Input data:
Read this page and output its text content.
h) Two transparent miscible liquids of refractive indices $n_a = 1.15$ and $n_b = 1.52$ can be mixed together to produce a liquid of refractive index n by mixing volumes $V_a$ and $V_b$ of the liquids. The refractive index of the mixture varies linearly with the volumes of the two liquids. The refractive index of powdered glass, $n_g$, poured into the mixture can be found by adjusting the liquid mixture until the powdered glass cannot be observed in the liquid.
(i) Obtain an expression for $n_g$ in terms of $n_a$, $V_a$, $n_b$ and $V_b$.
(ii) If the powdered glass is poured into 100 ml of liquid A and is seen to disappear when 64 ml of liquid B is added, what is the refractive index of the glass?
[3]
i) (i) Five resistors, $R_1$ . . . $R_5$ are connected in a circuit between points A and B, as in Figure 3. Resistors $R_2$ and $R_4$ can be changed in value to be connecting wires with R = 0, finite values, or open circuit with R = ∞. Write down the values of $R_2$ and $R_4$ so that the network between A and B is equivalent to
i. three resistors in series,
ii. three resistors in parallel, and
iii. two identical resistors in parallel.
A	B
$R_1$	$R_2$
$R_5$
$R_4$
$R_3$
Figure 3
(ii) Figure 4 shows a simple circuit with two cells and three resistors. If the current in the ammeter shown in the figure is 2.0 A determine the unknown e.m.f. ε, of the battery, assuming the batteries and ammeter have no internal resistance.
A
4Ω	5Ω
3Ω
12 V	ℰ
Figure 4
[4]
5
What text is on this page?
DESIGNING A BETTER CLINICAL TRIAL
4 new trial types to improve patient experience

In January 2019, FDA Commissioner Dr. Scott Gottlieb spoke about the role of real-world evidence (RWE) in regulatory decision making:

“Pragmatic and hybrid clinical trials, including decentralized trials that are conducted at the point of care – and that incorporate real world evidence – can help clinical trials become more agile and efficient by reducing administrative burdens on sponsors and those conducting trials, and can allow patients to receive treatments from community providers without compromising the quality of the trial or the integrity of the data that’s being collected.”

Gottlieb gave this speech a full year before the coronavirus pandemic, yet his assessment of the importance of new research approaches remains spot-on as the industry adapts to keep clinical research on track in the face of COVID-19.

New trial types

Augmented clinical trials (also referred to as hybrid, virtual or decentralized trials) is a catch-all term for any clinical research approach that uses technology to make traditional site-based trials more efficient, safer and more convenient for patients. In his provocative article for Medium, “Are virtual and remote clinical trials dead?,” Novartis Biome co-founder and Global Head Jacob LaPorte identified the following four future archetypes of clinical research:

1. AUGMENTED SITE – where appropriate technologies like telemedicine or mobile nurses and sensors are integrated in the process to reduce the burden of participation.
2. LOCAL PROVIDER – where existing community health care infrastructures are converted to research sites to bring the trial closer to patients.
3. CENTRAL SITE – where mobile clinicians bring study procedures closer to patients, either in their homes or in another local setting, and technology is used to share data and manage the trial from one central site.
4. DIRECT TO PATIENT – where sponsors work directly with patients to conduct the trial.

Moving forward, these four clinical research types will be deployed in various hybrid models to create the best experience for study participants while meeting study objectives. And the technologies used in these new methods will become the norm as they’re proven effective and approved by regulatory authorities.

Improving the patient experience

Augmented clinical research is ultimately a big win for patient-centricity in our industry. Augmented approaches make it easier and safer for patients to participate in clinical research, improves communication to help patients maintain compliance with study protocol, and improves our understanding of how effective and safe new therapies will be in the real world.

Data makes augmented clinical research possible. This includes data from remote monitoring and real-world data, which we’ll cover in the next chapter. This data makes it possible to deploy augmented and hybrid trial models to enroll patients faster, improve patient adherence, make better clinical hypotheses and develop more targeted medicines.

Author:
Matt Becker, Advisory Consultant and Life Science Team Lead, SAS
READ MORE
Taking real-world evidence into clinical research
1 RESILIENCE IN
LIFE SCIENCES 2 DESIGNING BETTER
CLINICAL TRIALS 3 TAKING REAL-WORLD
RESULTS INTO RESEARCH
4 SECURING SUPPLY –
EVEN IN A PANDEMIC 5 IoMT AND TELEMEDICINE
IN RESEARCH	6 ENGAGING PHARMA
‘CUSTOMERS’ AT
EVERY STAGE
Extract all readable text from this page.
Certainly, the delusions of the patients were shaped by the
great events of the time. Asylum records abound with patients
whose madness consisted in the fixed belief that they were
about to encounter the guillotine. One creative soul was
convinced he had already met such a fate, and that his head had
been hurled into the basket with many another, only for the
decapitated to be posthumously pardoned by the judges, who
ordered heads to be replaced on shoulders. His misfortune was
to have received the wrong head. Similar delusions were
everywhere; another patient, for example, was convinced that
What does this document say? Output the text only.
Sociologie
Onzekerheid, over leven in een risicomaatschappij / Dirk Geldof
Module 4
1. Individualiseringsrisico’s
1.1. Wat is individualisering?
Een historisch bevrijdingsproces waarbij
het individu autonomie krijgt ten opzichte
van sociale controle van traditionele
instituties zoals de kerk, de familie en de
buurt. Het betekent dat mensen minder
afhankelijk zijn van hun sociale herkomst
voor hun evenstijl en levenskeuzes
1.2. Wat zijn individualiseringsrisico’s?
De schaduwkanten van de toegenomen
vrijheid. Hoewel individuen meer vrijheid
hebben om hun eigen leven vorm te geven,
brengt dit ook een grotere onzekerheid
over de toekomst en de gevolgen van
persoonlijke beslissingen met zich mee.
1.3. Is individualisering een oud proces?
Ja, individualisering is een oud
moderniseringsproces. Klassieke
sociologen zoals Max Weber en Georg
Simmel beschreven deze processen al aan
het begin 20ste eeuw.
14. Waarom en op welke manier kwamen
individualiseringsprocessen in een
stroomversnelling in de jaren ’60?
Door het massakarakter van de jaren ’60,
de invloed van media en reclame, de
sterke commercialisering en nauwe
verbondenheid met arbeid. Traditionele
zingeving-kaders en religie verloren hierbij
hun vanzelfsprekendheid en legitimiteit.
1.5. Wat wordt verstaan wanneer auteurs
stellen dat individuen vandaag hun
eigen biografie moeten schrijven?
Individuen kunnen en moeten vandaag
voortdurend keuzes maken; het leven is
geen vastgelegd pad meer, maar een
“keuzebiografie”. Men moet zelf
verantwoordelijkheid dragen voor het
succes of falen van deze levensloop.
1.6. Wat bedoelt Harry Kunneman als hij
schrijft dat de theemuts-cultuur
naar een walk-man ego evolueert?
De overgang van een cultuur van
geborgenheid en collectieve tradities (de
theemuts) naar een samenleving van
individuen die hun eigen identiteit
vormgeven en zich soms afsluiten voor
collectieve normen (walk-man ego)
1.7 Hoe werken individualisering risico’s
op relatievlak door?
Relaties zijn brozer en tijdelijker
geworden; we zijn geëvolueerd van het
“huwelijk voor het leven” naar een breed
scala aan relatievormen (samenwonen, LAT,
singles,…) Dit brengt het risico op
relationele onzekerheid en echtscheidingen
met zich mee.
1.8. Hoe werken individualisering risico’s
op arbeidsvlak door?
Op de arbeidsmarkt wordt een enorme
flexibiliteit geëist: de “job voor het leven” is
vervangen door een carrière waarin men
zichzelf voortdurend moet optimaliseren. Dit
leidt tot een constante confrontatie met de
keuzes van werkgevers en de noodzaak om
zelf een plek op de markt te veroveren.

Activity:
Only the lines containing "page" are needed; pull them out of the listing.

Response:
Read this page and output its text content.
What text is on this page?
Extract all readable text from this page.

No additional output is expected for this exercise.